A block of data:
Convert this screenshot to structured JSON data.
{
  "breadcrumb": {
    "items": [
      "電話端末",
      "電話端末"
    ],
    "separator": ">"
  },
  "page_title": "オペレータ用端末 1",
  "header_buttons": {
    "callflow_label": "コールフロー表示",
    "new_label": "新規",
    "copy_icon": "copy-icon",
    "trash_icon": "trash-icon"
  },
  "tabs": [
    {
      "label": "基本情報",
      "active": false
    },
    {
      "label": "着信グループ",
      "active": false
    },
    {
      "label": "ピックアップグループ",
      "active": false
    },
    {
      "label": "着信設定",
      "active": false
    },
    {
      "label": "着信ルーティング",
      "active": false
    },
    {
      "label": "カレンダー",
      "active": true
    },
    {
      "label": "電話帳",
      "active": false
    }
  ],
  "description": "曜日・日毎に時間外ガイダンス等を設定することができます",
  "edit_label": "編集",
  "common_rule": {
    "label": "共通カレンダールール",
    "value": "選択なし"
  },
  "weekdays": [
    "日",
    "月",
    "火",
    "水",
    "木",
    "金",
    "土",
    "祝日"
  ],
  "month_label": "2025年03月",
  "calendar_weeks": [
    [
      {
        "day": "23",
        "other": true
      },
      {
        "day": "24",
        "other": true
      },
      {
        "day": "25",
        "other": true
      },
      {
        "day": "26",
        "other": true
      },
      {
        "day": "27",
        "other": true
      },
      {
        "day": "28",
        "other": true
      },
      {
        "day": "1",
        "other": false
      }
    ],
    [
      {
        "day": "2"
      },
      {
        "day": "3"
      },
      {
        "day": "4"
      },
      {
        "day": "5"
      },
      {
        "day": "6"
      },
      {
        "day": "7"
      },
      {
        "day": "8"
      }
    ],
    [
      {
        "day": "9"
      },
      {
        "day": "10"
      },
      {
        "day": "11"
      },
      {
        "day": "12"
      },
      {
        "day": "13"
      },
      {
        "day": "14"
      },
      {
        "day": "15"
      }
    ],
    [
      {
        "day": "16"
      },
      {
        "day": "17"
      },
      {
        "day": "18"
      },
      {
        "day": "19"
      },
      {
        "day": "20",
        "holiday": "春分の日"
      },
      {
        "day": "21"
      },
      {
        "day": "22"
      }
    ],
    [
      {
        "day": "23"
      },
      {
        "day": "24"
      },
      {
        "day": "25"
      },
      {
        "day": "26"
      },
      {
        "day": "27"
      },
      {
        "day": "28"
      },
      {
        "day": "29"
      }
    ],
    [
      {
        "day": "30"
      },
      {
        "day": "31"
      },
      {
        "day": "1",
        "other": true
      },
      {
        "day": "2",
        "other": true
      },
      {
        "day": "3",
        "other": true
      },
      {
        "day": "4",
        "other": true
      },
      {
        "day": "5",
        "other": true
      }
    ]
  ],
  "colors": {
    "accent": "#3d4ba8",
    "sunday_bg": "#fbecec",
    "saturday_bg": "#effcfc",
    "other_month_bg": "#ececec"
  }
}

What needs to be done: Among the entries above, how many lines include the word "icon"? Give the number with no comment.

Completed exercise: 2